## Short problem
Pictures stay out; everything else in the records below is copied exactly.

## Data lines
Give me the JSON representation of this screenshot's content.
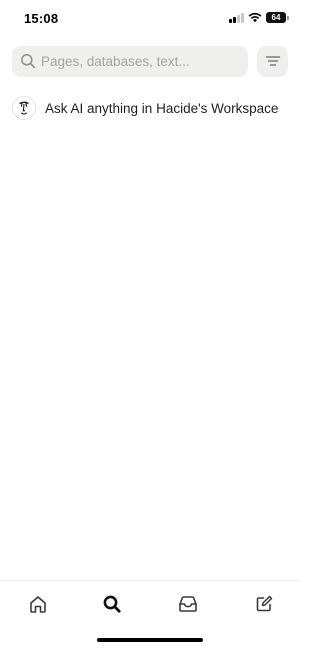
{
  "status_bar": {
    "time": "15:08",
    "battery_level": "64",
    "signal_bars_active": 2,
    "signal_bars_total": 4
  },
  "search": {
    "placeholder": "Pages, databases, text...",
    "value": "",
    "icon": "search-icon",
    "filter_icon": "filter-icon"
  },
  "ask_ai": {
    "label": "Ask AI anything in Hacide's Workspace",
    "icon": "notion-ai-face-icon"
  },
  "tab_bar": {
    "items": [
      {
        "name": "home",
        "icon": "home-icon",
        "active": false
      },
      {
        "name": "search",
        "icon": "search-icon",
        "active": true
      },
      {
        "name": "inbox",
        "icon": "inbox-icon",
        "active": false
      },
      {
        "name": "new-page",
        "icon": "compose-icon",
        "active": false
      }
    ]
  },
  "colors": {
    "background": "#ffffff",
    "search_fill": "#efefed",
    "placeholder": "#a3a3a0",
    "text": "#1f1f1f",
    "icon": "#3a3a3a"
  }
}
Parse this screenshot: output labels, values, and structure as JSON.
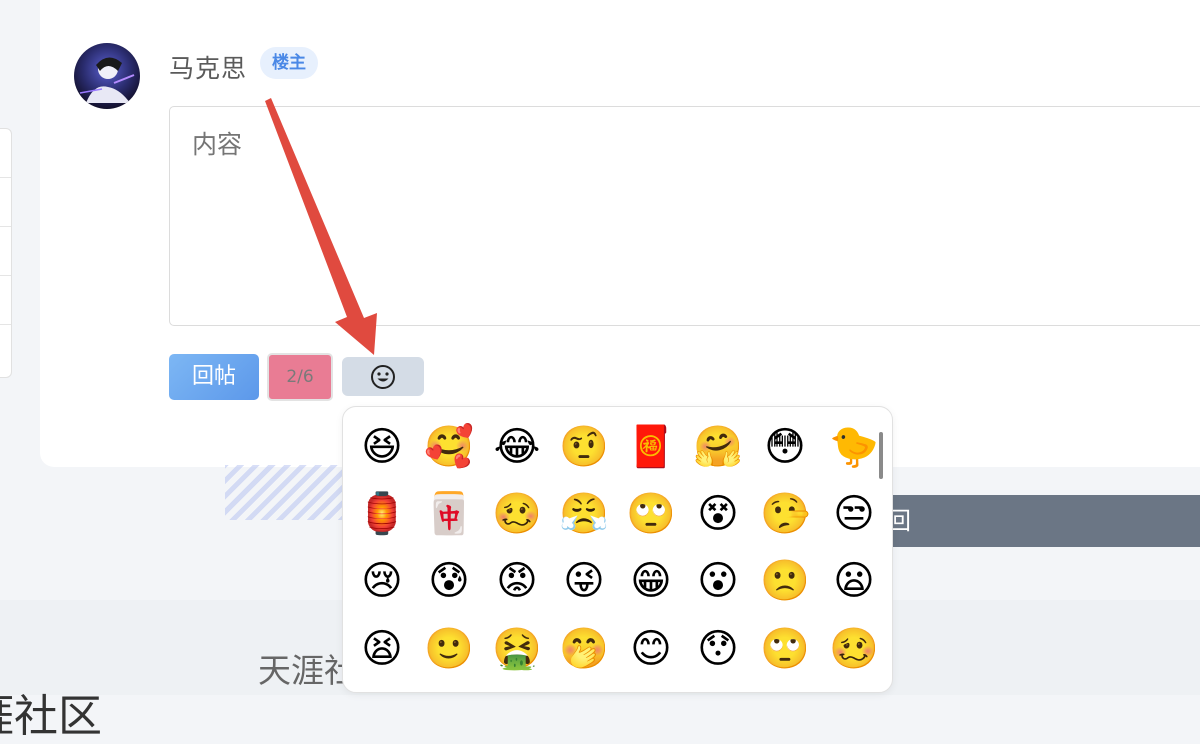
{
  "post": {
    "username": "马克思",
    "owner_badge": "楼主"
  },
  "reply_box": {
    "placeholder": "内容"
  },
  "toolbar": {
    "reply_label": "回帖",
    "image_count": "2/6",
    "emoji_icon": "smiley-face-icon"
  },
  "background": {
    "bar_text": "回",
    "footer_title": "天涯社",
    "footer_big": "涯社区"
  },
  "emoji_picker": {
    "emojis": [
      "😆",
      "🥰",
      "😂",
      "🤨",
      "🧧",
      "🤗",
      "😳",
      "🐤",
      "🏮",
      "🀄",
      "🥴",
      "😤",
      "🙄",
      "😵",
      "🤥",
      "😒",
      "😢",
      "😰",
      "😡",
      "😜",
      "😁",
      "😮",
      "🙁",
      "😦",
      "😫",
      "🙂",
      "🤮",
      "🤭",
      "😊",
      "😯",
      "🙄",
      "🥴"
    ]
  },
  "colors": {
    "reply_button": "#5c98ea",
    "image_count_bg": "#e97c94",
    "arrow": "#e04a3f",
    "badge_text": "#4a88e6"
  }
}
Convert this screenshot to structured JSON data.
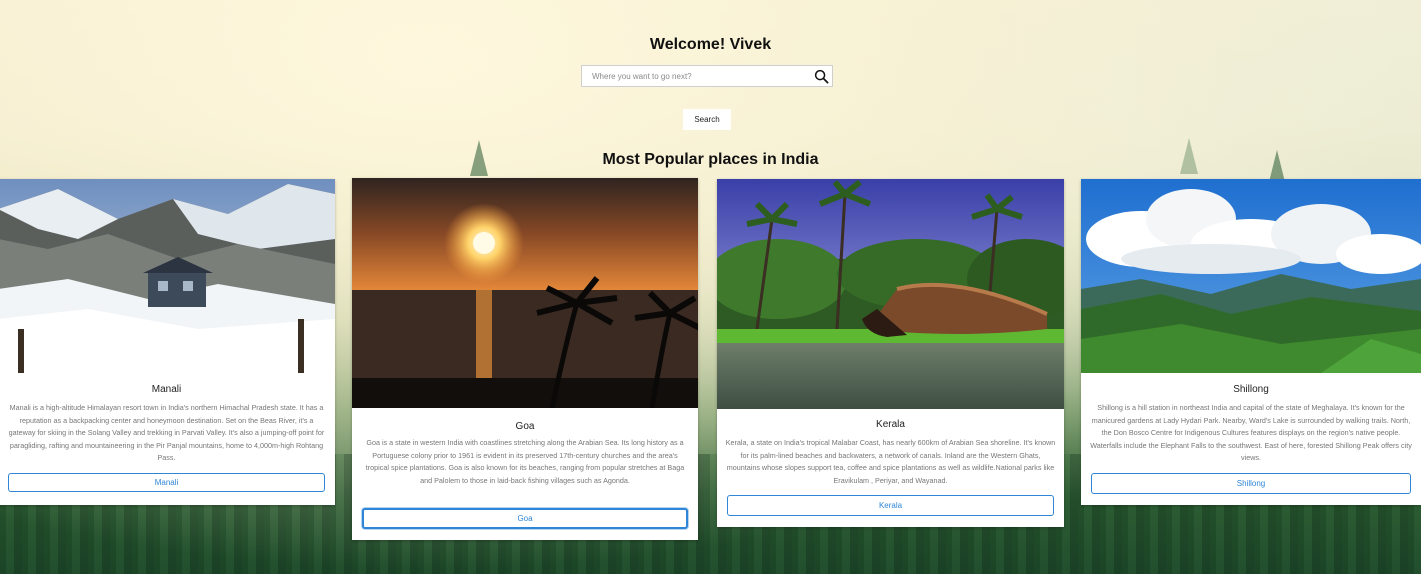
{
  "header": {
    "welcome": "Welcome! Vivek"
  },
  "search": {
    "placeholder": "Where you want to go next?",
    "value": "",
    "button_label": "Search"
  },
  "section": {
    "title": "Most Popular places in India"
  },
  "places": [
    {
      "name": "Manali",
      "description": "Manali is a high-altitude Himalayan resort town in India's northern Himachal Pradesh state. It has a reputation as a backpacking center and honeymoon destination. Set on the Beas River, it's a gateway for skiing in the Solang Valley and trekking in Parvati Valley. It's also a jumping-off point for paragliding, rafting and mountaineering in the Pir Panjal mountains, home to 4,000m-high Rohtang Pass.",
      "button_label": "Manali"
    },
    {
      "name": "Goa",
      "description": "Goa is a state in western India with coastlines stretching along the Arabian Sea. Its long history as a Portuguese colony prior to 1961 is evident in its preserved 17th-century churches and the area's tropical spice plantations. Goa is also known for its beaches, ranging from popular stretches at Baga and Palolem to those in laid-back fishing villages such as Agonda.",
      "button_label": "Goa"
    },
    {
      "name": "Kerala",
      "description": "Kerala, a state on India's tropical Malabar Coast, has nearly 600km of Arabian Sea shoreline. It's known for its palm-lined beaches and backwaters, a network of canals. Inland are the Western Ghats, mountains whose slopes support tea, coffee and spice plantations as well as wildlife.National parks like Eravikulam , Periyar, and Wayanad.",
      "button_label": "Kerala"
    },
    {
      "name": "Shillong",
      "description": "Shillong is a hill station in northeast India and capital of the state of Meghalaya. It's known for the manicured gardens at Lady Hydari Park. Nearby, Ward's Lake is surrounded by walking trails. North, the Don Bosco Centre for Indigenous Cultures features displays on the region's native people. Waterfalls include the Elephant Falls to the southwest. East of here, forested Shillong Peak offers city views.",
      "button_label": "Shillong"
    }
  ],
  "icons": {
    "search": "search-icon"
  },
  "colors": {
    "accent": "#2f86d6"
  }
}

## Full solution
Give me the JSON representation of this screenshot's content.
{
  "status_bar": {
    "time": "15:08",
    "battery_level": "64",
    "signal_bars_active": 2,
    "signal_bars_total": 4
  },
  "search": {
    "placeholder": "Pages, databases, text...",
    "value": "",
    "icon": "search-icon",
    "filter_icon": "filter-icon"
  },
  "ask_ai": {
    "label": "Ask AI anything in Hacide's Workspace",
    "icon": "notion-ai-face-icon"
  },
  "tab_bar": {
    "items": [
      {
        "name": "home",
        "icon": "home-icon",
        "active": false
      },
      {
        "name": "search",
        "icon": "search-icon",
        "active": true
      },
      {
        "name": "inbox",
        "icon": "inbox-icon",
        "active": false
      },
      {
        "name": "new-page",
        "icon": "compose-icon",
        "active": false
      }
    ]
  },
  "colors": {
    "background": "#ffffff",
    "search_fill": "#efefed",
    "placeholder": "#a3a3a0",
    "text": "#1f1f1f",
    "icon": "#3a3a3a"
  }
}
Parse this screenshot: output labels, values, and structure as JSON.
{
  "post": {
    "username": "马克思",
    "owner_badge": "楼主"
  },
  "reply_box": {
    "placeholder": "内容"
  },
  "toolbar": {
    "reply_label": "回帖",
    "image_count": "2/6",
    "emoji_icon": "smiley-face-icon"
  },
  "background": {
    "bar_text": "回",
    "footer_title": "天涯社",
    "footer_big": "涯社区"
  },
  "emoji_picker": {
    "emojis": [
      "😆",
      "🥰",
      "😂",
      "🤨",
      "🧧",
      "🤗",
      "😳",
      "🐤",
      "🏮",
      "🀄",
      "🥴",
      "😤",
      "🙄",
      "😵",
      "🤥",
      "😒",
      "😢",
      "😰",
      "😡",
      "😜",
      "😁",
      "😮",
      "🙁",
      "😦",
      "😫",
      "🙂",
      "🤮",
      "🤭",
      "😊",
      "😯",
      "🙄",
      "🥴"
    ]
  },
  "colors": {
    "reply_button": "#5c98ea",
    "image_count_bg": "#e97c94",
    "arrow": "#e04a3f",
    "badge_text": "#4a88e6"
  }
}
Convert this screenshot to structured JSON data.
{
  "header": {
    "welcome": "Welcome! Vivek"
  },
  "search": {
    "placeholder": "Where you want to go next?",
    "value": "",
    "button_label": "Search"
  },
  "section": {
    "title": "Most Popular places in India"
  },
  "places": [
    {
      "name": "Manali",
      "description": "Manali is a high-altitude Himalayan resort town in India's northern Himachal Pradesh state. It has a reputation as a backpacking center and honeymoon destination. Set on the Beas River, it's a gateway for skiing in the Solang Valley and trekking in Parvati Valley. It's also a jumping-off point for paragliding, rafting and mountaineering in the Pir Panjal mountains, home to 4,000m-high Rohtang Pass.",
      "button_label": "Manali"
    },
    {
      "name": "Goa",
      "description": "Goa is a state in western India with coastlines stretching along the Arabian Sea. Its long history as a Portuguese colony prior to 1961 is evident in its preserved 17th-century churches and the area's tropical spice plantations. Goa is also known for its beaches, ranging from popular stretches at Baga and Palolem to those in laid-back fishing villages such as Agonda.",
      "button_label": "Goa"
    },
    {
      "name": "Kerala",
      "description": "Kerala, a state on India's tropical Malabar Coast, has nearly 600km of Arabian Sea shoreline. It's known for its palm-lined beaches and backwaters, a network of canals. Inland are the Western Ghats, mountains whose slopes support tea, coffee and spice plantations as well as wildlife.National parks like Eravikulam , Periyar, and Wayanad.",
      "button_label": "Kerala"
    },
    {
      "name": "Shillong",
      "description": "Shillong is a hill station in northeast India and capital of the state of Meghalaya. It's known for the manicured gardens at Lady Hydari Park. Nearby, Ward's Lake is surrounded by walking trails. North, the Don Bosco Centre for Indigenous Cultures features displays on the region's native people. Waterfalls include the Elephant Falls to the southwest. East of here, forested Shillong Peak offers city views.",
      "button_label": "Shillong"
    }
  ],
  "icons": {
    "search": "search-icon"
  },
  "colors": {
    "accent": "#2f86d6"
  }
}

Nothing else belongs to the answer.